>> Start Text excerpt

The economic characteristics that influence value are scarcity, improvements, permanence and area preference. Scarcity is simply demonstrated in the saying, “They aren’t making any more.” The supply of land has a ceiling and cannot be produced more than what exists today. This value of this supply however, is influenced by other characteristics.

Improvements, such as buildings on one parcel of land may have an effect on the value of neighboring parcels or the entire community. If a large company builds in a certain depressed neighborhood, the value of living their will probably increase because of the introduction of jobs. This value would impact on neighboring communities, thus increasing value in some ways to the real estate in these areas.

Permanence has to do with the infrastructure. As buildings, houses or other structures are demolished, the infrastructure, such as sewers, drainage, electricity, and water remain intact. Permanence effects real estate, or the type of infrastructure. If you buy a piece of land in an area with no utilities, drainage or paved streets, it will most likely be worth less than a parcel of land that has this infrastructure intact and developed.

Area preference refers to the choices of the people in any given area. This is usually referred to by most people when they talk about real estate as, “location, location, location.” The location of a preferred area, for whatever reasons, is what makes values of homes higher. Conversely, the location of a nonpreferred area, for whatever reason, is what makes the values of homes less. 8000 square foot brand new homes on the coast of Long Island’s, East Hampton will be worth much more due to their area preference, over an area with 1200 square foot starter homes in the middle of Long Island, located next to a garbage dump.

>> End Text excerpt
>> Start Extracted information

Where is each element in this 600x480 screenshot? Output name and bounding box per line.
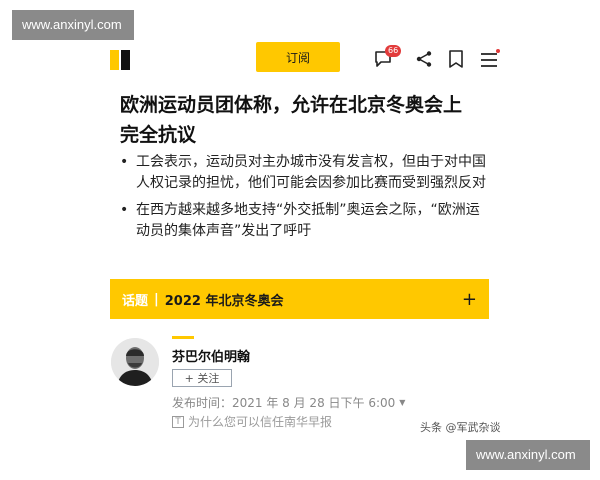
publish-time[interactable]: 发布时间：2021 年 8 月 28 日下午 6:00 ▼ <box>172 394 405 411</box>
topic-bar[interactable]: 话题 | 2022 年北京冬奥会 + <box>110 279 489 319</box>
topic-follow-plus-icon[interactable]: + <box>462 289 477 310</box>
bullet-dot: • <box>120 202 129 218</box>
logo-yellow-block <box>110 50 119 70</box>
bookmark-icon[interactable] <box>446 48 466 70</box>
menu-icon[interactable] <box>478 50 500 70</box>
chevron-down-icon[interactable]: ▼ <box>399 398 405 407</box>
author-accent-line <box>172 336 194 339</box>
comment-count-badge: 66 <box>385 45 402 57</box>
topic-title: 2022 年北京冬奥会 <box>164 293 284 309</box>
source-tag: 头条 @军武杂谈 <box>420 421 501 434</box>
summary-bullet: • 工会表示，运动员对主办城市没有发言权，但由于对中国人权记录的担忧，他们可能会… <box>118 152 488 194</box>
topic-tag: 话题 <box>122 293 149 309</box>
menu-notification-dot <box>496 49 500 53</box>
logo-black-block <box>121 50 130 70</box>
follow-button[interactable]: + 关注 <box>172 369 232 387</box>
summary-bullets: • 工会表示，运动员对主办城市没有发言权，但由于对中国人权记录的担忧，他们可能会… <box>118 152 488 248</box>
trust-icon: T <box>172 415 184 428</box>
publish-time-text: 发布时间：2021 年 8 月 28 日下午 6:00 <box>172 396 396 410</box>
author-name[interactable]: 芬巴尔伯明翰 <box>172 346 250 365</box>
bullet-dot: • <box>120 154 129 170</box>
site-logo[interactable] <box>110 50 132 70</box>
article-headline: 欧洲运动员团体称，允许在北京冬奥会上完全抗议 <box>120 94 463 146</box>
watermark-top: www.anxinyl.com <box>12 10 134 40</box>
bullet-text: 工会表示，运动员对主办城市没有发言权，但由于对中国人权记录的担忧，他们可能会因参… <box>136 154 486 191</box>
subscribe-button[interactable]: 订阅 <box>256 42 340 72</box>
author-avatar[interactable] <box>111 338 159 386</box>
topic-separator: | <box>154 291 159 307</box>
share-icon[interactable] <box>413 48 435 70</box>
summary-bullet: • 在西方越来越多地支持“外交抵制”奥运会之际，“欧洲运动员的集体声音”发出了呼… <box>118 200 488 242</box>
trust-link[interactable]: T 为什么您可以信任南华早报 <box>172 413 332 430</box>
trust-link-text[interactable]: 为什么您可以信任南华早报 <box>188 413 332 430</box>
watermark-bottom: www.anxinyl.com <box>466 440 590 470</box>
bullet-text: 在西方越来越多地支持“外交抵制”奥运会之际，“欧洲运动员的集体声音”发出了呼吁 <box>136 202 480 239</box>
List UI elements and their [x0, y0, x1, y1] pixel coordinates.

>> End Extracted information

Copy the passage on real estate value above word for word, from "Improvements, such as" to "in these areas.".

Improvements, such as buildings on one parcel of land may have an effect on the value of neighboring parcels or the entire community. If a large company builds in a certain depressed neighborhood, the value of living their will probably increase because of the introduction of jobs. This value would impact on neighboring communities, thus increasing value in some ways to the real estate in these areas.